§ YOUR OBJECTIVE:
Starting at the line that contains "What's the underlying", copy each line through the final one exactly as written.
■ ■ ■ ■
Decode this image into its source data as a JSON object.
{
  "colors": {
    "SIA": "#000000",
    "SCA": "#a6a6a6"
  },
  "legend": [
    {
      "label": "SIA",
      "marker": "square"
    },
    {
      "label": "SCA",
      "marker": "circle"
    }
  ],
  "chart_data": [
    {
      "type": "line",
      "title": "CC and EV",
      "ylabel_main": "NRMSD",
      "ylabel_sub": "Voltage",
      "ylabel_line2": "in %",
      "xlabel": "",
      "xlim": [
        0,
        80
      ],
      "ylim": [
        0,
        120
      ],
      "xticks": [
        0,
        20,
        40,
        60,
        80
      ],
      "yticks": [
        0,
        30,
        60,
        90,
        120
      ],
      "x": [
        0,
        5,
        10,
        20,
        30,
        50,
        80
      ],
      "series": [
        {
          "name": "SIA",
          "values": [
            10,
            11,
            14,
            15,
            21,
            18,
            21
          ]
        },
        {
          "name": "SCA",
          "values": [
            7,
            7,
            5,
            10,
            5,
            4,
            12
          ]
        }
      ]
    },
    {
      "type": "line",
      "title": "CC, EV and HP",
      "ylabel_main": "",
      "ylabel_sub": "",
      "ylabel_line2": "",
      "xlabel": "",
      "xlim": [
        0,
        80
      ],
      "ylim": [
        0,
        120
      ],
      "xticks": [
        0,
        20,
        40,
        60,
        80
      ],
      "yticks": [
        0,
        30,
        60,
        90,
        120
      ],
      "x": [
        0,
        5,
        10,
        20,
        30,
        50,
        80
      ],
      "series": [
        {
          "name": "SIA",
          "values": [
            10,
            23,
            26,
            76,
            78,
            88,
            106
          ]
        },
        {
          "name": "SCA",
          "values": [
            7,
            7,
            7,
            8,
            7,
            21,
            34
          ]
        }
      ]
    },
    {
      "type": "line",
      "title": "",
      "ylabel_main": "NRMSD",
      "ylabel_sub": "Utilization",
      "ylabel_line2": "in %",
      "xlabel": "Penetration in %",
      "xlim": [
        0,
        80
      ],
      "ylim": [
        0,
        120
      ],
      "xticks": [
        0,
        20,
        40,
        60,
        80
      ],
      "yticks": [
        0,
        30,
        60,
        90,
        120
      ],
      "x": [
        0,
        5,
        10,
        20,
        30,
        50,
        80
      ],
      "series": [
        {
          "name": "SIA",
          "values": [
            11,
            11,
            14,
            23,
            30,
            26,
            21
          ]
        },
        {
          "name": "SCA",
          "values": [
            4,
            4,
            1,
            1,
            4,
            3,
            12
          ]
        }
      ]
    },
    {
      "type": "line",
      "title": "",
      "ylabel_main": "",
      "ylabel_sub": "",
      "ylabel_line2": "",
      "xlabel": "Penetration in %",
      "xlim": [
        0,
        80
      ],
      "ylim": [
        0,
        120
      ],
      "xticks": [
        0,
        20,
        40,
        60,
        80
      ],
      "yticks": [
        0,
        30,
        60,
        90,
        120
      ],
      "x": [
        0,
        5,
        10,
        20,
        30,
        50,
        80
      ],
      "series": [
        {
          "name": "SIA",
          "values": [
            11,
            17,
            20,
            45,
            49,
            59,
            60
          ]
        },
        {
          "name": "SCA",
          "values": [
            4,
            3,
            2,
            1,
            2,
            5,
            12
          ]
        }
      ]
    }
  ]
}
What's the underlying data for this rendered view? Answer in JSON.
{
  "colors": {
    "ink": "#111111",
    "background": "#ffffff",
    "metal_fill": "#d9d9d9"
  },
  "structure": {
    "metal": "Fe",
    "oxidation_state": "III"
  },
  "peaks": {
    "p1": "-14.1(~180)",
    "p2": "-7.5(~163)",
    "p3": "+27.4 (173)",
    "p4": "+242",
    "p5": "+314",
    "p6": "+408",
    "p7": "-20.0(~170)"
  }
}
■ ■ ■ ■
§ SOLUTION FOR THIS PROBLEM:
What's the underlying data for this rendered view? Answer in JSON.
{
  "colors": {
    "ink": "#111111",
    "background": "#ffffff",
    "metal_fill": "#d9d9d9"
  },
  "structure": {
    "metal": "Fe",
    "oxidation_state": "III"
  },
  "peaks": {
    "p1": "-14.1(~180)",
    "p2": "-7.5(~163)",
    "p3": "+27.4 (173)",
    "p4": "+242",
    "p5": "+314",
    "p6": "+408",
    "p7": "-20.0(~170)"
  }
}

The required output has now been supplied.